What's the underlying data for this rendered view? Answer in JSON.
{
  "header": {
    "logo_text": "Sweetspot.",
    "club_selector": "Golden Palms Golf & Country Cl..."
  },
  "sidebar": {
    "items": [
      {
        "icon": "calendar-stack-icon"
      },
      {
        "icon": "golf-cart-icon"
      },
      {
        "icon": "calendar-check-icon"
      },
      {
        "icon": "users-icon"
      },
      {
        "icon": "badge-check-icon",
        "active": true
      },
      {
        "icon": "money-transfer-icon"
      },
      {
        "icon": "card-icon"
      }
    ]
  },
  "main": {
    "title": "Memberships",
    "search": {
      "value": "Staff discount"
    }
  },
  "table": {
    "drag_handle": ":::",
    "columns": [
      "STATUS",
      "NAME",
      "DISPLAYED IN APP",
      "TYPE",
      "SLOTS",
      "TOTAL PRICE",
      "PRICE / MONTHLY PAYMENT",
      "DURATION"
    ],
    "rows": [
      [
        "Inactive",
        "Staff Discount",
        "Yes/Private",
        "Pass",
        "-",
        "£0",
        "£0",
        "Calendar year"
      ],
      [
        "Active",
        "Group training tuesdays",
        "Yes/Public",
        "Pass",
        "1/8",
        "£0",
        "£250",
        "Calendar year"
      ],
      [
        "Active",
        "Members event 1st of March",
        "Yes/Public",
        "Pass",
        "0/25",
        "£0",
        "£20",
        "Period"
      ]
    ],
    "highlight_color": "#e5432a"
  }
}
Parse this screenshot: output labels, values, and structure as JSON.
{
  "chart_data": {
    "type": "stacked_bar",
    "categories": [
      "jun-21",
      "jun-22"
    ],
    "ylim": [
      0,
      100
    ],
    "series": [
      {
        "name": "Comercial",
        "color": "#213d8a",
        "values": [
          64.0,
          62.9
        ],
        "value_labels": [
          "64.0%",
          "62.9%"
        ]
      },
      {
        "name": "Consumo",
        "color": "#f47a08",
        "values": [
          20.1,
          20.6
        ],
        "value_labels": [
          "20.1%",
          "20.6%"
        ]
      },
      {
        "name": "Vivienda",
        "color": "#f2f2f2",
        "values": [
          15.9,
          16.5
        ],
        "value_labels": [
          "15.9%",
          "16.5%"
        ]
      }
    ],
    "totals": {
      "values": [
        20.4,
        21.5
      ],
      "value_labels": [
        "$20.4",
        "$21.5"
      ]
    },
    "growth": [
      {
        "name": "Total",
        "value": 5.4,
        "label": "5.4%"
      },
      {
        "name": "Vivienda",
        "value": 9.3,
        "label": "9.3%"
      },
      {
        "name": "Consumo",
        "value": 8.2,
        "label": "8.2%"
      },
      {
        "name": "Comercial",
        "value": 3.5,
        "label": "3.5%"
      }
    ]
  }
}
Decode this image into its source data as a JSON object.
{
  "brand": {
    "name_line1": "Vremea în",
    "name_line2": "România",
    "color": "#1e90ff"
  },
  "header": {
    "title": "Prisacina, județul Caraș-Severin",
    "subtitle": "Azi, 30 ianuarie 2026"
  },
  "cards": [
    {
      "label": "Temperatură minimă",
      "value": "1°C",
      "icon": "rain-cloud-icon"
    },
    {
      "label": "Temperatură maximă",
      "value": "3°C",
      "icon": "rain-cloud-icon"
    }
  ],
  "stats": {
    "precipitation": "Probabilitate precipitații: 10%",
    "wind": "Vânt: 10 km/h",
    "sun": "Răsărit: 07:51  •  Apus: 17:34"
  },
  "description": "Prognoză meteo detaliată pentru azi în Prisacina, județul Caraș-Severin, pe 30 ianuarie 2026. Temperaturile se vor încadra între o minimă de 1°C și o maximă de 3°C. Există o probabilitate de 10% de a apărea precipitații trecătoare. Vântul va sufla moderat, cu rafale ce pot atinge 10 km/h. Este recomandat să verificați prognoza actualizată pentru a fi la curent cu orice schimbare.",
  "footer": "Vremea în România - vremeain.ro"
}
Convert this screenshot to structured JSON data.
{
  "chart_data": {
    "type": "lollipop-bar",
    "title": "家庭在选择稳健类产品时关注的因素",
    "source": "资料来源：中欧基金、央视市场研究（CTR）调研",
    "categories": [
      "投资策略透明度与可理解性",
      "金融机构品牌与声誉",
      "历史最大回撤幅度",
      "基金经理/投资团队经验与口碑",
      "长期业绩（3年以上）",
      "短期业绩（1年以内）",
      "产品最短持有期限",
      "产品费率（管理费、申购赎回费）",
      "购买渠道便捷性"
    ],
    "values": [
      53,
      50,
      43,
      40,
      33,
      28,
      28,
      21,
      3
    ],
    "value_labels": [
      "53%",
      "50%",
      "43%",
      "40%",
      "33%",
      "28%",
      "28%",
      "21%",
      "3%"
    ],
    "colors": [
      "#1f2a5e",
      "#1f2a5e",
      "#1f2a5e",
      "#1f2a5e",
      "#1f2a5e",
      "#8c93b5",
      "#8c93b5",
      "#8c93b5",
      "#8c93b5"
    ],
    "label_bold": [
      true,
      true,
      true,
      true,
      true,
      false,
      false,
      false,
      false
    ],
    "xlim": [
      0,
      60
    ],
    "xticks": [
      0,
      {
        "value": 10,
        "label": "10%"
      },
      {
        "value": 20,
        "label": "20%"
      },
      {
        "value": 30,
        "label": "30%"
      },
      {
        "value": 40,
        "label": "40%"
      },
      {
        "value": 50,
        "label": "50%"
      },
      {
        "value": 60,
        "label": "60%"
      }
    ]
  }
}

Task directions =
Report how many lines include the word "Severin". Give nothing but the number.

The answer =
2